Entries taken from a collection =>
--------
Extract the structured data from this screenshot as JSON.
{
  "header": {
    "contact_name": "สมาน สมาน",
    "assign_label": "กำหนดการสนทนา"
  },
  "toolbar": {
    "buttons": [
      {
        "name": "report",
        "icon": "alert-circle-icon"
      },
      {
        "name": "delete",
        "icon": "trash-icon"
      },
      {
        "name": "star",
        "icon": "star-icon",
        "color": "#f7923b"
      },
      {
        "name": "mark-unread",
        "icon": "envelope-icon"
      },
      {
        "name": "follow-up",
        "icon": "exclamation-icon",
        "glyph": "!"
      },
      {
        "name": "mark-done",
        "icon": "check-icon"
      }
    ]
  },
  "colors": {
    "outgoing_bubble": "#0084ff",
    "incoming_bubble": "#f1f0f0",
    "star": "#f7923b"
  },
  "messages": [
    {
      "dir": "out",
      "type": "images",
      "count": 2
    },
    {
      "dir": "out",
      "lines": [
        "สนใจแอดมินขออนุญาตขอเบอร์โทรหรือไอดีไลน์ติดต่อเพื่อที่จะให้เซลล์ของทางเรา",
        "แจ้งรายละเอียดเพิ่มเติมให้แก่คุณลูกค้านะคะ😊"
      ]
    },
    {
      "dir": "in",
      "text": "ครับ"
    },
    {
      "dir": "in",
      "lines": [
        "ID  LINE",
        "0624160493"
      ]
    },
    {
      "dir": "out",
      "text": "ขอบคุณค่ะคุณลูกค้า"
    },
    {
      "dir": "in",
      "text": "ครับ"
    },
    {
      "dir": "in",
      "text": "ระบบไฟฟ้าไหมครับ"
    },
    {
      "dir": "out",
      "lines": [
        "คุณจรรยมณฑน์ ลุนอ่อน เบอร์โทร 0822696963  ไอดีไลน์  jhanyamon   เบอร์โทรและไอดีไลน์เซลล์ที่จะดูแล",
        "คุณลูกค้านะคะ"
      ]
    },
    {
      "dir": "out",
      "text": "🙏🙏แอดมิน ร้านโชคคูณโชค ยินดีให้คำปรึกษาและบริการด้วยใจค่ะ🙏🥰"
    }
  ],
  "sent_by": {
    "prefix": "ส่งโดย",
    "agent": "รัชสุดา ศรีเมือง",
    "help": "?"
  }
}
--------
Exercise task => Pick each line holding the word "านะคะ" out of the data and copy it.

Solved problem =>
        "แจ้งรายละเอียดเพิ่มเติมให้แก่คุณลูกค้านะคะ😊"
        "คุณลูกค้านะคะ"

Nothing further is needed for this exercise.